Problem to solve: Reproduce every entry exactly as shown.
* Begin Task input *
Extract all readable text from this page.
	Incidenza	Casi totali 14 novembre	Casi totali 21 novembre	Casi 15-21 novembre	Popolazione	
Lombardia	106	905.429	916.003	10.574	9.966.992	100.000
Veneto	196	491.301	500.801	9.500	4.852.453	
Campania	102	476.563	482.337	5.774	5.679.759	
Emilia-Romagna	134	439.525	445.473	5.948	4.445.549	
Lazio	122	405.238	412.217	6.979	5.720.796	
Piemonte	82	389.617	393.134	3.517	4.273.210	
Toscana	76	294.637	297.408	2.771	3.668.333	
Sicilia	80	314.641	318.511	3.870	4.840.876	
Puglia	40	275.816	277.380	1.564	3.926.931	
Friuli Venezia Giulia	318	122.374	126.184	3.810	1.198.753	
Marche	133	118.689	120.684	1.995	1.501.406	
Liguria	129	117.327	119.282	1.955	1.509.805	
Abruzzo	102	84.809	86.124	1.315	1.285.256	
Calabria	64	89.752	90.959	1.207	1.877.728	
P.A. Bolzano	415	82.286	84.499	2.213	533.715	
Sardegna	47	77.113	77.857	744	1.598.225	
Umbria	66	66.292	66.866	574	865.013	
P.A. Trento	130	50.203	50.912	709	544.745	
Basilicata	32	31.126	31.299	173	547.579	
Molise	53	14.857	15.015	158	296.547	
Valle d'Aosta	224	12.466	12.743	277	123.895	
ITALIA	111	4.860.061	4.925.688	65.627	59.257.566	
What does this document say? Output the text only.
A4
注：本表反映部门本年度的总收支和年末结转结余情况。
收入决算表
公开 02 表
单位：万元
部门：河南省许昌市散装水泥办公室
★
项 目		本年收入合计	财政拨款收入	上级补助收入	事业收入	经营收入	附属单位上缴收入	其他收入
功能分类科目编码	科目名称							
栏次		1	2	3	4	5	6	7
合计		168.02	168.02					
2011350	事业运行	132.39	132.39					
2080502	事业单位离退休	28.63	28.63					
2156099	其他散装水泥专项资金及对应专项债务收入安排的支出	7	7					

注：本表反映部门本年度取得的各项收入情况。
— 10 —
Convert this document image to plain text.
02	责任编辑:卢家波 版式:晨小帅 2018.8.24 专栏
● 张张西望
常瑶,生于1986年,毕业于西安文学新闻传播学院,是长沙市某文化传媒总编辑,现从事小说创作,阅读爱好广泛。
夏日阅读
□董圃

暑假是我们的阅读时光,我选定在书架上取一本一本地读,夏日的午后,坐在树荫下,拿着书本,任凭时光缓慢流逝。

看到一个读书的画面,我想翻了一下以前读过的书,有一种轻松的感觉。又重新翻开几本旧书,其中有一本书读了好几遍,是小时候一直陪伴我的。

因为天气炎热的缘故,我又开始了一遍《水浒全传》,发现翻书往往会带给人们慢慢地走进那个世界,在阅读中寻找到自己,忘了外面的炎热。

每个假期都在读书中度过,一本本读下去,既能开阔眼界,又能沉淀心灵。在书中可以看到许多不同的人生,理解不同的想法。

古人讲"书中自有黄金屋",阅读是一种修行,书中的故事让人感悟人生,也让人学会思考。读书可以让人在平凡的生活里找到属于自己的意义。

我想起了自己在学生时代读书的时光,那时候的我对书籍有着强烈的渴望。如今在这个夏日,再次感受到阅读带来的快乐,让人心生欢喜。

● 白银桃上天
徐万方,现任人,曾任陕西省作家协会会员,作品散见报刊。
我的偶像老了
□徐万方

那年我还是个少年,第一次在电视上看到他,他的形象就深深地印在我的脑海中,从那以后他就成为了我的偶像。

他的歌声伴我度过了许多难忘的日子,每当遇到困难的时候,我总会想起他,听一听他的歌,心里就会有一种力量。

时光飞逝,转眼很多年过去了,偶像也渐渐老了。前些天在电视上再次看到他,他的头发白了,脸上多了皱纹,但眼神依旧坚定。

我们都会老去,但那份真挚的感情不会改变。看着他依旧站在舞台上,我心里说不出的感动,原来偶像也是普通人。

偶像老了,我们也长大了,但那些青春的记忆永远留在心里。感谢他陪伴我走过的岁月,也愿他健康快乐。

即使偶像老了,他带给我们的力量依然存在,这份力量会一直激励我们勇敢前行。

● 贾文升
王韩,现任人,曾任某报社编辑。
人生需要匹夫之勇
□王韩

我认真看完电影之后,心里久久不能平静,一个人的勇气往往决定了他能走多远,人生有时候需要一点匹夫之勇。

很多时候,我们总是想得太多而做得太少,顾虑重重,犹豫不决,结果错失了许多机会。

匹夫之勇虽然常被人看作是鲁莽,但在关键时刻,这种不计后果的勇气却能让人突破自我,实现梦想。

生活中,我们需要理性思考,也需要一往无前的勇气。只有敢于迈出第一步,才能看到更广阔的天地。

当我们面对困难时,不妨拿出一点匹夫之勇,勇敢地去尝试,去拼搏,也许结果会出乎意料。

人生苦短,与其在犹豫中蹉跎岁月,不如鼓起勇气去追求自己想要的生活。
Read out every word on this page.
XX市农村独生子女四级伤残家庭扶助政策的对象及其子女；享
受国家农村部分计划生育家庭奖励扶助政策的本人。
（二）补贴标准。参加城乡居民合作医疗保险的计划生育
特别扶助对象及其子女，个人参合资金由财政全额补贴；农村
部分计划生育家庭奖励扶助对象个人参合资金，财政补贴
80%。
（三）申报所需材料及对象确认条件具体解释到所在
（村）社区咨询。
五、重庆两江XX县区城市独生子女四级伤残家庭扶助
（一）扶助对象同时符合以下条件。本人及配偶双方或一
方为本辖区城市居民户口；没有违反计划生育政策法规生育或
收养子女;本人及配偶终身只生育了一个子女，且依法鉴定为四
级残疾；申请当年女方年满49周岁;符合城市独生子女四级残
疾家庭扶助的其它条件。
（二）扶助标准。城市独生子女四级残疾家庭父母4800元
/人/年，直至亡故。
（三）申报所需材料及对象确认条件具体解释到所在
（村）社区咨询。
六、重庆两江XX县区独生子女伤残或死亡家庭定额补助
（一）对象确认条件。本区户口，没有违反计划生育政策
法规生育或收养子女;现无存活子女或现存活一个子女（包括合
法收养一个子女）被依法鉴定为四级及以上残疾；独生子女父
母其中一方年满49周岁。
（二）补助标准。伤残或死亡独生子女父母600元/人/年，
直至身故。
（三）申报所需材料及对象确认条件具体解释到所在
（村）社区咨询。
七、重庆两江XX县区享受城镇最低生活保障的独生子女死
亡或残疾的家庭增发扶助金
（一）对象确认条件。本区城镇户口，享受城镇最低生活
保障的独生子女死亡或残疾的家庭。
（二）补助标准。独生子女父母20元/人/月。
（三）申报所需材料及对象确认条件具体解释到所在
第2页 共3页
* End Task input *
Output:
Extract all readable text from this page.
	Incidenza	Casi totali 14 novembre	Casi totali 21 novembre	Casi 15-21 novembre	Popolazione	
Lombardia	106	905.429	916.003	10.574	9.966.992	100.000
Veneto	196	491.301	500.801	9.500	4.852.453	
Campania	102	476.563	482.337	5.774	5.679.759	
Emilia-Romagna	134	439.525	445.473	5.948	4.445.549	
Lazio	122	405.238	412.217	6.979	5.720.796	
Piemonte	82	389.617	393.134	3.517	4.273.210	
Toscana	76	294.637	297.408	2.771	3.668.333	
Sicilia	80	314.641	318.511	3.870	4.840.876	
Puglia	40	275.816	277.380	1.564	3.926.931	
Friuli Venezia Giulia	318	122.374	126.184	3.810	1.198.753	
Marche	133	118.689	120.684	1.995	1.501.406	
Liguria	129	117.327	119.282	1.955	1.509.805	
Abruzzo	102	84.809	86.124	1.315	1.285.256	
Calabria	64	89.752	90.959	1.207	1.877.728	
P.A. Bolzano	415	82.286	84.499	2.213	533.715	
Sardegna	47	77.113	77.857	744	1.598.225	
Umbria	66	66.292	66.866	574	865.013	
P.A. Trento	130	50.203	50.912	709	544.745	
Basilicata	32	31.126	31.299	173	547.579	
Molise	53	14.857	15.015	158	296.547	
Valle d'Aosta	224	12.466	12.743	277	123.895	
ITALIA	111	4.860.061	4.925.688	65.627	59.257.566	
What does this document say? Output the text only.
A4
注：本表反映部门本年度的总收支和年末结转结余情况。
收入决算表
公开 02 表
单位：万元
部门：河南省许昌市散装水泥办公室
★
项 目		本年收入合计	财政拨款收入	上级补助收入	事业收入	经营收入	附属单位上缴收入	其他收入
功能分类科目编码	科目名称							
栏次		1	2	3	4	5	6	7
合计		168.02	168.02					
2011350	事业运行	132.39	132.39					
2080502	事业单位离退休	28.63	28.63					
2156099	其他散装水泥专项资金及对应专项债务收入安排的支出	7	7					

注：本表反映部门本年度取得的各项收入情况。
— 10 —
Convert this document image to plain text.
02	责任编辑:卢家波 版式:晨小帅 2018.8.24 专栏
● 张张西望
常瑶,生于1986年,毕业于西安文学新闻传播学院,是长沙市某文化传媒总编辑,现从事小说创作,阅读爱好广泛。
夏日阅读
□董圃

暑假是我们的阅读时光,我选定在书架上取一本一本地读,夏日的午后,坐在树荫下,拿着书本,任凭时光缓慢流逝。

看到一个读书的画面,我想翻了一下以前读过的书,有一种轻松的感觉。又重新翻开几本旧书,其中有一本书读了好几遍,是小时候一直陪伴我的。

因为天气炎热的缘故,我又开始了一遍《水浒全传》,发现翻书往往会带给人们慢慢地走进那个世界,在阅读中寻找到自己,忘了外面的炎热。

每个假期都在读书中度过,一本本读下去,既能开阔眼界,又能沉淀心灵。在书中可以看到许多不同的人生,理解不同的想法。

古人讲"书中自有黄金屋",阅读是一种修行,书中的故事让人感悟人生,也让人学会思考。读书可以让人在平凡的生活里找到属于自己的意义。

我想起了自己在学生时代读书的时光,那时候的我对书籍有着强烈的渴望。如今在这个夏日,再次感受到阅读带来的快乐,让人心生欢喜。

● 白银桃上天
徐万方,现任人,曾任陕西省作家协会会员,作品散见报刊。
我的偶像老了
□徐万方

那年我还是个少年,第一次在电视上看到他,他的形象就深深地印在我的脑海中,从那以后他就成为了我的偶像。

他的歌声伴我度过了许多难忘的日子,每当遇到困难的时候,我总会想起他,听一听他的歌,心里就会有一种力量。

时光飞逝,转眼很多年过去了,偶像也渐渐老了。前些天在电视上再次看到他,他的头发白了,脸上多了皱纹,但眼神依旧坚定。

我们都会老去,但那份真挚的感情不会改变。看着他依旧站在舞台上,我心里说不出的感动,原来偶像也是普通人。

偶像老了,我们也长大了,但那些青春的记忆永远留在心里。感谢他陪伴我走过的岁月,也愿他健康快乐。

即使偶像老了,他带给我们的力量依然存在,这份力量会一直激励我们勇敢前行。

● 贾文升
王韩,现任人,曾任某报社编辑。
人生需要匹夫之勇
□王韩

我认真看完电影之后,心里久久不能平静,一个人的勇气往往决定了他能走多远,人生有时候需要一点匹夫之勇。

很多时候,我们总是想得太多而做得太少,顾虑重重,犹豫不决,结果错失了许多机会。

匹夫之勇虽然常被人看作是鲁莽,但在关键时刻,这种不计后果的勇气却能让人突破自我,实现梦想。

生活中,我们需要理性思考,也需要一往无前的勇气。只有敢于迈出第一步,才能看到更广阔的天地。

当我们面对困难时,不妨拿出一点匹夫之勇,勇敢地去尝试,去拼搏,也许结果会出乎意料。

人生苦短,与其在犹豫中蹉跎岁月,不如鼓起勇气去追求自己想要的生活。
Read out every word on this page.
XX市农村独生子女四级伤残家庭扶助政策的对象及其子女；享
受国家农村部分计划生育家庭奖励扶助政策的本人。
（二）补贴标准。参加城乡居民合作医疗保险的计划生育
特别扶助对象及其子女，个人参合资金由财政全额补贴；农村
部分计划生育家庭奖励扶助对象个人参合资金，财政补贴
80%。
（三）申报所需材料及对象确认条件具体解释到所在
（村）社区咨询。
五、重庆两江XX县区城市独生子女四级伤残家庭扶助
（一）扶助对象同时符合以下条件。本人及配偶双方或一
方为本辖区城市居民户口；没有违反计划生育政策法规生育或
收养子女;本人及配偶终身只生育了一个子女，且依法鉴定为四
级残疾；申请当年女方年满49周岁;符合城市独生子女四级残
疾家庭扶助的其它条件。
（二）扶助标准。城市独生子女四级残疾家庭父母4800元
/人/年，直至亡故。
（三）申报所需材料及对象确认条件具体解释到所在
（村）社区咨询。
六、重庆两江XX县区独生子女伤残或死亡家庭定额补助
（一）对象确认条件。本区户口，没有违反计划生育政策
法规生育或收养子女;现无存活子女或现存活一个子女（包括合
法收养一个子女）被依法鉴定为四级及以上残疾；独生子女父
母其中一方年满49周岁。
（二）补助标准。伤残或死亡独生子女父母600元/人/年，
直至身故。
（三）申报所需材料及对象确认条件具体解释到所在
（村）社区咨询。
七、重庆两江XX县区享受城镇最低生活保障的独生子女死
亡或残疾的家庭增发扶助金
（一）对象确认条件。本区城镇户口，享受城镇最低生活
保障的独生子女死亡或残疾的家庭。
（二）补助标准。独生子女父母20元/人/月。
（三）申报所需材料及对象确认条件具体解释到所在
第2页 共3页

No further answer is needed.